#### EXERCISE GOAL
Repeat the data verbatim.

[Rows from a dataset]
+++

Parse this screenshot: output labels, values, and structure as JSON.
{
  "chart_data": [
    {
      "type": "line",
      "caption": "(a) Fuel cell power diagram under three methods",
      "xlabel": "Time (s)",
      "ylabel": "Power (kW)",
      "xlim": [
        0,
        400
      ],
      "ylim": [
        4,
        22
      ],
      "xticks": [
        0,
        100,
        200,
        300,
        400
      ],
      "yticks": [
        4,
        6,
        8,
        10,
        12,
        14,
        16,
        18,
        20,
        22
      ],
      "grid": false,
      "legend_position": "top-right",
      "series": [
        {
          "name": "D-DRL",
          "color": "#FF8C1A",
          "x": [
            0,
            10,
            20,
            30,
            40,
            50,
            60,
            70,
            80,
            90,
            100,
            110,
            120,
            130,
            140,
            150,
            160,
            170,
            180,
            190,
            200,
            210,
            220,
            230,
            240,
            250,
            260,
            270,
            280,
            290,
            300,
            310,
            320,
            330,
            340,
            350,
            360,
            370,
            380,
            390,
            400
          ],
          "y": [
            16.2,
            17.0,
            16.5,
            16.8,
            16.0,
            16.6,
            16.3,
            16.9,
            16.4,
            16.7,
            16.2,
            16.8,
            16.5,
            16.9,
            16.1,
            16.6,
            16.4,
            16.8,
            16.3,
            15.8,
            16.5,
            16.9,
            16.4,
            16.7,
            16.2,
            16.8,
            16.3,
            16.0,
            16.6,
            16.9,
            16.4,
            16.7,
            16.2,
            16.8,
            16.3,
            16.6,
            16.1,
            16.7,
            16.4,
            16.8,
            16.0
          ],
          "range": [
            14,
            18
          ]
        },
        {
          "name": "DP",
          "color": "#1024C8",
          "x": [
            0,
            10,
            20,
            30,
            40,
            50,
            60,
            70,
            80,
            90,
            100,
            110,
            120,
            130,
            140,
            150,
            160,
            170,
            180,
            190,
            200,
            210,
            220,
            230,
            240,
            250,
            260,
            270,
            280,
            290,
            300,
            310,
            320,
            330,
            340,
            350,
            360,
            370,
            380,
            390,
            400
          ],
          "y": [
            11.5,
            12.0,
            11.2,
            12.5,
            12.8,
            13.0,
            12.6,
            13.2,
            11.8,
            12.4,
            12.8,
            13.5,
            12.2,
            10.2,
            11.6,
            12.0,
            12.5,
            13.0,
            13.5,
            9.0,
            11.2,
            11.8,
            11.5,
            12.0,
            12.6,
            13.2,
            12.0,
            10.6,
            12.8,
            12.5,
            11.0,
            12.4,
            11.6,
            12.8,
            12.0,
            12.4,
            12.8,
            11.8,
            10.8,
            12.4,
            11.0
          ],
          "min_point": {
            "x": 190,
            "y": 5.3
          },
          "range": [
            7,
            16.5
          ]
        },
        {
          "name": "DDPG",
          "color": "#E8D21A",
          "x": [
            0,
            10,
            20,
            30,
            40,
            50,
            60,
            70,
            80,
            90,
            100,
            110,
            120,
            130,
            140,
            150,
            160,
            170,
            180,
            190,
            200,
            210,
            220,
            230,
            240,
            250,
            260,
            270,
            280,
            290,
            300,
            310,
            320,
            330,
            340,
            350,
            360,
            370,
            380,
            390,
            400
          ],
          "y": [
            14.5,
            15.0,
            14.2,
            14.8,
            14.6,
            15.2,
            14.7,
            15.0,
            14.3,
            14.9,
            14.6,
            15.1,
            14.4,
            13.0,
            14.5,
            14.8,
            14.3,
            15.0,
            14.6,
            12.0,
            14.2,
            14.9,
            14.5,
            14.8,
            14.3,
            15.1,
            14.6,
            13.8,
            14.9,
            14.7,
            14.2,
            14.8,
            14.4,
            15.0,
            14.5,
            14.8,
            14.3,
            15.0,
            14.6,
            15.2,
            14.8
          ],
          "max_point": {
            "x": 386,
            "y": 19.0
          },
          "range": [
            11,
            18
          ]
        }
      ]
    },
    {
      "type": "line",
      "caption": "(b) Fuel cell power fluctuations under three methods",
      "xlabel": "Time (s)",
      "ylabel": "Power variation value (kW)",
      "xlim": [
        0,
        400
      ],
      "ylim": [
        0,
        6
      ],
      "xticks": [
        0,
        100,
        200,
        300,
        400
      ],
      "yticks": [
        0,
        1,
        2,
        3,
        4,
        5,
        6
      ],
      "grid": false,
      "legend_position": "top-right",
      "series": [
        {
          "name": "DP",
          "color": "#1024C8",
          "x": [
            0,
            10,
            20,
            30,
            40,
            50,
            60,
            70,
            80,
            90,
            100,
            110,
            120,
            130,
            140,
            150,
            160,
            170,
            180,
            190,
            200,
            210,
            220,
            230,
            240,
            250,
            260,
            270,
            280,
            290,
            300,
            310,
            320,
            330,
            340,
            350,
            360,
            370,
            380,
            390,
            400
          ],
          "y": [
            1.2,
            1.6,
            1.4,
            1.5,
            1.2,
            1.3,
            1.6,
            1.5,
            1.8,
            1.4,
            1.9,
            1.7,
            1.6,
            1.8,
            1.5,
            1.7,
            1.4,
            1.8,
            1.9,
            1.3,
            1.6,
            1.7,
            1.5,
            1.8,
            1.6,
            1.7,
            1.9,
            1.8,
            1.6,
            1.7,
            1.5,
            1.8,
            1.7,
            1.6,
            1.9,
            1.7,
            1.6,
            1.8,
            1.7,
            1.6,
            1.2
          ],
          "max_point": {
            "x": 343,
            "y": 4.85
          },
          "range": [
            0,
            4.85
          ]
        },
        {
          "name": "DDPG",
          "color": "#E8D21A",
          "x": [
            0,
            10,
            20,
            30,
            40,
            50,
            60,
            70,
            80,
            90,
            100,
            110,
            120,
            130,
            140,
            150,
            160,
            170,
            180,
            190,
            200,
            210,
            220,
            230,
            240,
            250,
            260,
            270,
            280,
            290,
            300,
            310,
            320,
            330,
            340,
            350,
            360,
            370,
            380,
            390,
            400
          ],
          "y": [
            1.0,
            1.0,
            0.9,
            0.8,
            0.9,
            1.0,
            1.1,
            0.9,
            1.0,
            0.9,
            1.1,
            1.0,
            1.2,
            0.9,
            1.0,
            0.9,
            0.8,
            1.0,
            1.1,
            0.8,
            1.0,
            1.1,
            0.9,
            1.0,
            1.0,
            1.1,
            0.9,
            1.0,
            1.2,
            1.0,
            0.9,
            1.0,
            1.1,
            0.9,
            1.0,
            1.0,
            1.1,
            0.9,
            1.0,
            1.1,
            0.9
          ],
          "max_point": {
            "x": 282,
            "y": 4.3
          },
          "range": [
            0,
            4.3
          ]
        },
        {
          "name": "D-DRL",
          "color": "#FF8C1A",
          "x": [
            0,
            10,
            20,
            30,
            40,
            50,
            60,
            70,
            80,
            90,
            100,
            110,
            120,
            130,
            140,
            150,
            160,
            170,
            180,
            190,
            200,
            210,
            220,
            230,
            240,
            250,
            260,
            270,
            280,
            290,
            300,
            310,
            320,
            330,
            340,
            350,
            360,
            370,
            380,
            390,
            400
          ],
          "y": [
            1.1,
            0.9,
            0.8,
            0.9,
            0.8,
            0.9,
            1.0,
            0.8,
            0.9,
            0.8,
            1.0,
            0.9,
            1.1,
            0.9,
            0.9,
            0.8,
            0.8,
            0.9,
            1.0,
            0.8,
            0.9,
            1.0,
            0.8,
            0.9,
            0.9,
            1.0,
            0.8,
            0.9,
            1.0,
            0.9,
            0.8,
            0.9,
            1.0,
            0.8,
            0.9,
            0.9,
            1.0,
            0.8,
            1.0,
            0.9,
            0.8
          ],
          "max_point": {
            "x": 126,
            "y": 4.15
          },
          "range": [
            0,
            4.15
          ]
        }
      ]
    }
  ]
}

+++

#### FINISHED TASK
Parse this screenshot: output labels, values, and structure as JSON.
{
  "chart_data": [
    {
      "type": "line",
      "caption": "(a) Fuel cell power diagram under three methods",
      "xlabel": "Time (s)",
      "ylabel": "Power (kW)",
      "xlim": [
        0,
        400
      ],
      "ylim": [
        4,
        22
      ],
      "xticks": [
        0,
        100,
        200,
        300,
        400
      ],
      "yticks": [
        4,
        6,
        8,
        10,
        12,
        14,
        16,
        18,
        20,
        22
      ],
      "grid": false,
      "legend_position": "top-right",
      "series": [
        {
          "name": "D-DRL",
          "color": "#FF8C1A",
          "x": [
            0,
            10,
            20,
            30,
            40,
            50,
            60,
            70,
            80,
            90,
            100,
            110,
            120,
            130,
            140,
            150,
            160,
            170,
            180,
            190,
            200,
            210,
            220,
            230,
            240,
            250,
            260,
            270,
            280,
            290,
            300,
            310,
            320,
            330,
            340,
            350,
            360,
            370,
            380,
            390,
            400
          ],
          "y": [
            16.2,
            17.0,
            16.5,
            16.8,
            16.0,
            16.6,
            16.3,
            16.9,
            16.4,
            16.7,
            16.2,
            16.8,
            16.5,
            16.9,
            16.1,
            16.6,
            16.4,
            16.8,
            16.3,
            15.8,
            16.5,
            16.9,
            16.4,
            16.7,
            16.2,
            16.8,
            16.3,
            16.0,
            16.6,
            16.9,
            16.4,
            16.7,
            16.2,
            16.8,
            16.3,
            16.6,
            16.1,
            16.7,
            16.4,
            16.8,
            16.0
          ],
          "range": [
            14,
            18
          ]
        },
        {
          "name": "DP",
          "color": "#1024C8",
          "x": [
            0,
            10,
            20,
            30,
            40,
            50,
            60,
            70,
            80,
            90,
            100,
            110,
            120,
            130,
            140,
            150,
            160,
            170,
            180,
            190,
            200,
            210,
            220,
            230,
            240,
            250,
            260,
            270,
            280,
            290,
            300,
            310,
            320,
            330,
            340,
            350,
            360,
            370,
            380,
            390,
            400
          ],
          "y": [
            11.5,
            12.0,
            11.2,
            12.5,
            12.8,
            13.0,
            12.6,
            13.2,
            11.8,
            12.4,
            12.8,
            13.5,
            12.2,
            10.2,
            11.6,
            12.0,
            12.5,
            13.0,
            13.5,
            9.0,
            11.2,
            11.8,
            11.5,
            12.0,
            12.6,
            13.2,
            12.0,
            10.6,
            12.8,
            12.5,
            11.0,
            12.4,
            11.6,
            12.8,
            12.0,
            12.4,
            12.8,
            11.8,
            10.8,
            12.4,
            11.0
          ],
          "min_point": {
            "x": 190,
            "y": 5.3
          },
          "range": [
            7,
            16.5
          ]
        },
        {
          "name": "DDPG",
          "color": "#E8D21A",
          "x": [
            0,
            10,
            20,
            30,
            40,
            50,
            60,
            70,
            80,
            90,
            100,
            110,
            120,
            130,
            140,
            150,
            160,
            170,
            180,
            190,
            200,
            210,
            220,
            230,
            240,
            250,
            260,
            270,
            280,
            290,
            300,
            310,
            320,
            330,
            340,
            350,
            360,
            370,
            380,
            390,
            400
          ],
          "y": [
            14.5,
            15.0,
            14.2,
            14.8,
            14.6,
            15.2,
            14.7,
            15.0,
            14.3,
            14.9,
            14.6,
            15.1,
            14.4,
            13.0,
            14.5,
            14.8,
            14.3,
            15.0,
            14.6,
            12.0,
            14.2,
            14.9,
            14.5,
            14.8,
            14.3,
            15.1,
            14.6,
            13.8,
            14.9,
            14.7,
            14.2,
            14.8,
            14.4,
            15.0,
            14.5,
            14.8,
            14.3,
            15.0,
            14.6,
            15.2,
            14.8
          ],
          "max_point": {
            "x": 386,
            "y": 19.0
          },
          "range": [
            11,
            18
          ]
        }
      ]
    },
    {
      "type": "line",
      "caption": "(b) Fuel cell power fluctuations under three methods",
      "xlabel": "Time (s)",
      "ylabel": "Power variation value (kW)",
      "xlim": [
        0,
        400
      ],
      "ylim": [
        0,
        6
      ],
      "xticks": [
        0,
        100,
        200,
        300,
        400
      ],
      "yticks": [
        0,
        1,
        2,
        3,
        4,
        5,
        6
      ],
      "grid": false,
      "legend_position": "top-right",
      "series": [
        {
          "name": "DP",
          "color": "#1024C8",
          "x": [
            0,
            10,
            20,
            30,
            40,
            50,
            60,
            70,
            80,
            90,
            100,
            110,
            120,
            130,
            140,
            150,
            160,
            170,
            180,
            190,
            200,
            210,
            220,
            230,
            240,
            250,
            260,
            270,
            280,
            290,
            300,
            310,
            320,
            330,
            340,
            350,
            360,
            370,
            380,
            390,
            400
          ],
          "y": [
            1.2,
            1.6,
            1.4,
            1.5,
            1.2,
            1.3,
            1.6,
            1.5,
            1.8,
            1.4,
            1.9,
            1.7,
            1.6,
            1.8,
            1.5,
            1.7,
            1.4,
            1.8,
            1.9,
            1.3,
            1.6,
            1.7,
            1.5,
            1.8,
            1.6,
            1.7,
            1.9,
            1.8,
            1.6,
            1.7,
            1.5,
            1.8,
            1.7,
            1.6,
            1.9,
            1.7,
            1.6,
            1.8,
            1.7,
            1.6,
            1.2
          ],
          "max_point": {
            "x": 343,
            "y": 4.85
          },
          "range": [
            0,
            4.85
          ]
        },
        {
          "name": "DDPG",
          "color": "#E8D21A",
          "x": [
            0,
            10,
            20,
            30,
            40,
            50,
            60,
            70,
            80,
            90,
            100,
            110,
            120,
            130,
            140,
            150,
            160,
            170,
            180,
            190,
            200,
            210,
            220,
            230,
            240,
            250,
            260,
            270,
            280,
            290,
            300,
            310,
            320,
            330,
            340,
            350,
            360,
            370,
            380,
            390,
            400
          ],
          "y": [
            1.0,
            1.0,
            0.9,
            0.8,
            0.9,
            1.0,
            1.1,
            0.9,
            1.0,
            0.9,
            1.1,
            1.0,
            1.2,
            0.9,
            1.0,
            0.9,
            0.8,
            1.0,
            1.1,
            0.8,
            1.0,
            1.1,
            0.9,
            1.0,
            1.0,
            1.1,
            0.9,
            1.0,
            1.2,
            1.0,
            0.9,
            1.0,
            1.1,
            0.9,
            1.0,
            1.0,
            1.1,
            0.9,
            1.0,
            1.1,
            0.9
          ],
          "max_point": {
            "x": 282,
            "y": 4.3
          },
          "range": [
            0,
            4.3
          ]
        },
        {
          "name": "D-DRL",
          "color": "#FF8C1A",
          "x": [
            0,
            10,
            20,
            30,
            40,
            50,
            60,
            70,
            80,
            90,
            100,
            110,
            120,
            130,
            140,
            150,
            160,
            170,
            180,
            190,
            200,
            210,
            220,
            230,
            240,
            250,
            260,
            270,
            280,
            290,
            300,
            310,
            320,
            330,
            340,
            350,
            360,
            370,
            380,
            390,
            400
          ],
          "y": [
            1.1,
            0.9,
            0.8,
            0.9,
            0.8,
            0.9,
            1.0,
            0.8,
            0.9,
            0.8,
            1.0,
            0.9,
            1.1,
            0.9,
            0.9,
            0.8,
            0.8,
            0.9,
            1.0,
            0.8,
            0.9,
            1.0,
            0.8,
            0.9,
            0.9,
            1.0,
            0.8,
            0.9,
            1.0,
            0.9,
            0.8,
            0.9,
            1.0,
            0.8,
            0.9,
            0.9,
            1.0,
            0.8,
            1.0,
            0.9,
            0.8
          ],
          "max_point": {
            "x": 126,
            "y": 4.15
          },
          "range": [
            0,
            4.15
          ]
        }
      ]
    }
  ]
}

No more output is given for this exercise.